Text block:

Ardentiella caerulea

Scientific classification
- Kingdom: Animalia
- Phylum: Arthropoda
- Clade: Pancrustacea
- Class: Malacostraca
- Order: Isopoda
- Suborder: Oniscidea
- Family: Armadillidae
- Genus: Ardentiella
- Species: A. caerulea
- Binomial name: Ardentiella caerulea (Collinge, 1916)
- Synonyms: Cubaris caerulea Collinge, 1916; Cubaris caeruleus Collinge, 1916;

= Ardentiella caerulea =

- Genus: Ardentiella
- Species: caerulea
- Authority: (Collinge, 1916)
- Synonyms: Cubaris caerulea Collinge, 1916, Cubaris caeruleus Collinge, 1916

Species of woodlouse

Ardentiella caerulea is a species of woodlouse in the family Armadillidae, often referred to as the "yellow panda" in the pet trade. This species was officially described by Benedikt Kästle and Omar Rafael Regalado Fernández in 2025 from a specimen collected in 1914 by Walter Edward Collinge.

== Description ==
Reports differ but this species grows to a maximum length of between 12 and 14 millimeters. The anterior margin of their frontal shield is almost straight in dorsal view. Their second antennae segment is 2.5 times the length of first segment. The outer lobe of their maxilla is twice as wide as the inner lobe. The outer margin of their maxilliped is convexly rounded and its endite has three terminal setae. The epimera (side plates) of their first segment has an acutely rounded anterior corner and an acute posterolateral corner. The epimera of their second to seventh segments are rectangular with a rounded anterolateral corner and posterolateral corner that weakly projects posteriorly. The epimera of their third to fifth pleon segments are rectangular. Their pleotelson is strongly convex, with rounded posterolateral corners and a strongly conves posterior margin. Their uropod fills gap between their fifth pleon segment and their pleotelson. Their uropod protopodite is elongated, and is roughly 1.3 times as long as it is wide, with a rectangular distal portion. Uropod exopodite almost reaches the tip of protopodite. The uropod endopodite has a long terminal setae and almost reaches posterior tip of protopodite.

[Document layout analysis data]
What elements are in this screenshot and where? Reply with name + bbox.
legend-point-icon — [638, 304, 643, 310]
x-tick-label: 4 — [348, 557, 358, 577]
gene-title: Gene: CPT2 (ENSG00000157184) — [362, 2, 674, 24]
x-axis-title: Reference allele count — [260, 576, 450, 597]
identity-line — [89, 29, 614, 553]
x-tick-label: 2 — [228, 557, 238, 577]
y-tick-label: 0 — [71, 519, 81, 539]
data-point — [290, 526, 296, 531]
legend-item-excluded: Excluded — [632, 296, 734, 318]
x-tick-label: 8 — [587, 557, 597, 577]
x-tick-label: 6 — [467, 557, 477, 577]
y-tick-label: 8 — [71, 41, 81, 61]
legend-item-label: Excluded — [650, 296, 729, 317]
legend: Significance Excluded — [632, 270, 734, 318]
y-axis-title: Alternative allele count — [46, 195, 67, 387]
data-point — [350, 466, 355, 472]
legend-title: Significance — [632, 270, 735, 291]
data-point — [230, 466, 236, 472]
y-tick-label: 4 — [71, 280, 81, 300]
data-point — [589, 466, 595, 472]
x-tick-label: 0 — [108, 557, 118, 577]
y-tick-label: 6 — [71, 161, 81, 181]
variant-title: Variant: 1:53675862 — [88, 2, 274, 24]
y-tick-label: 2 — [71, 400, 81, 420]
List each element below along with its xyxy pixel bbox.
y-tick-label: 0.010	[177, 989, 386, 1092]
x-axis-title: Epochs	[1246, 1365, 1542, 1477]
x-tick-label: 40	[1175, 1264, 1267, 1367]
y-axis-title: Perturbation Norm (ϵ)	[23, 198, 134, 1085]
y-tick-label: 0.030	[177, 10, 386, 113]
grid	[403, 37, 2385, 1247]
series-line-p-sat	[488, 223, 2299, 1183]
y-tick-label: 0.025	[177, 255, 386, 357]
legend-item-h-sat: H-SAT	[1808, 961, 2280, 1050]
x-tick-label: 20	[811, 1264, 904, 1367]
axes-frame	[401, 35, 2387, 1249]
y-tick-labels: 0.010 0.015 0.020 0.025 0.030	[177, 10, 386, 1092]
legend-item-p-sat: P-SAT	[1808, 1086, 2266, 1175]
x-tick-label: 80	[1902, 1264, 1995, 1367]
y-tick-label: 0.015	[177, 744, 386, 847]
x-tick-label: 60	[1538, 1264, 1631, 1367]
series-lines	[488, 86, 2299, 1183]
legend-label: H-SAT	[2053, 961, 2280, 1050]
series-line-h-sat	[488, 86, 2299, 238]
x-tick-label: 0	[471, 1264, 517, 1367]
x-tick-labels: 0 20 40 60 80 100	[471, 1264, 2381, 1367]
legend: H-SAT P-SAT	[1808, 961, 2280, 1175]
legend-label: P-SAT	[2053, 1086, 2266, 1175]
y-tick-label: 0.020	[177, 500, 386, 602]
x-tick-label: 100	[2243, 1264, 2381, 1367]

Problem requirements:
For the text on Ardentiella caerulea, state whether each statement agrees with it, answering yes or no and quoting the deciding words: (a) the species was formally described in 2025 from a specimen collected in 1914; (b) the inner lobe of the maxilla is twice as wide as the outer lobe; (c) the uropod protopodite is roughly 1.3 times as long as it is wide.

Solution for this task:
(a) Yes: "This species was officially described by Benedikt Kästle and Omar Rafael Regalado Fernández in 2025 from a specimen collected in 1914 by Walter Edward Collinge."
(b) No: "The outer lobe of their maxilla is twice as wide as the inner lobe."
(c) Yes: "Their uropod protopodite is elongated, and is roughly 1.3 times as long as it is wide"